▶ _REQUEST_: Pull every "icon" line out of the data below.

▶ _ENTRIES PROVIDED_:
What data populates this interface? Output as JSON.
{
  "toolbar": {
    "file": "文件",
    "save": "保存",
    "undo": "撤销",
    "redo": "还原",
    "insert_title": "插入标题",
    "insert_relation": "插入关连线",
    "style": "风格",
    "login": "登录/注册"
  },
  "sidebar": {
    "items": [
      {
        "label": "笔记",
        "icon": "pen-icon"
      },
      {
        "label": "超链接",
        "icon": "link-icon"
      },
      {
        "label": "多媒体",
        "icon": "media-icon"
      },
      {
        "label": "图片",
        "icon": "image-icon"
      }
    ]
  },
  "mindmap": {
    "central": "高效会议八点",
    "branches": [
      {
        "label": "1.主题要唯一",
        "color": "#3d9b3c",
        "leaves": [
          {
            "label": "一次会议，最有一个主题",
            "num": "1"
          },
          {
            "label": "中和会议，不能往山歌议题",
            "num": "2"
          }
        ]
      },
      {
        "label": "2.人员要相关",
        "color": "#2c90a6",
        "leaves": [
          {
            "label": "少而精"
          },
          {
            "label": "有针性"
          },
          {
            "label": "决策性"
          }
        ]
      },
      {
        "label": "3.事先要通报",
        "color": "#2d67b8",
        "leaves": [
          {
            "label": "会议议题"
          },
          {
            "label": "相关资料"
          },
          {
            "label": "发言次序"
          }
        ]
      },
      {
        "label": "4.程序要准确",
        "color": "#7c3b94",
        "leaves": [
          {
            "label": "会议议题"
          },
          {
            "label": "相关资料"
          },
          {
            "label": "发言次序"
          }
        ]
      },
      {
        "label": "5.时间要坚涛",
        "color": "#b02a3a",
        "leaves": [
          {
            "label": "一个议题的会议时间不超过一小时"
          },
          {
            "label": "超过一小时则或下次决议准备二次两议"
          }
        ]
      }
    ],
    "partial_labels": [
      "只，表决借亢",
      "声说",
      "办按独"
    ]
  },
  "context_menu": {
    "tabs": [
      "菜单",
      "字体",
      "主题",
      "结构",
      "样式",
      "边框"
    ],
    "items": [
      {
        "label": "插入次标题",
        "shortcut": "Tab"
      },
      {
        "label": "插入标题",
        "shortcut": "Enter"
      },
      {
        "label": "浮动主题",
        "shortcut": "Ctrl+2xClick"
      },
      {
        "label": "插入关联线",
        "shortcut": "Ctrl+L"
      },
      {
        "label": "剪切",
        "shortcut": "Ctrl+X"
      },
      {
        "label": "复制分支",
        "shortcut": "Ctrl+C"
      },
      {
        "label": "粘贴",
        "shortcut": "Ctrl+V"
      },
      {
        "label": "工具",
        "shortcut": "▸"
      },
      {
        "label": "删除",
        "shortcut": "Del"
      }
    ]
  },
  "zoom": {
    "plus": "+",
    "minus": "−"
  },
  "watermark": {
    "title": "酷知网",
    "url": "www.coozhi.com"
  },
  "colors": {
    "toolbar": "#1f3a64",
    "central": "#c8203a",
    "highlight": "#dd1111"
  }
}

▶ _SOLUTION BELOW_:
        "icon": "pen-icon"
        "icon": "link-icon"
        "icon": "media-icon"
        "icon": "image-icon"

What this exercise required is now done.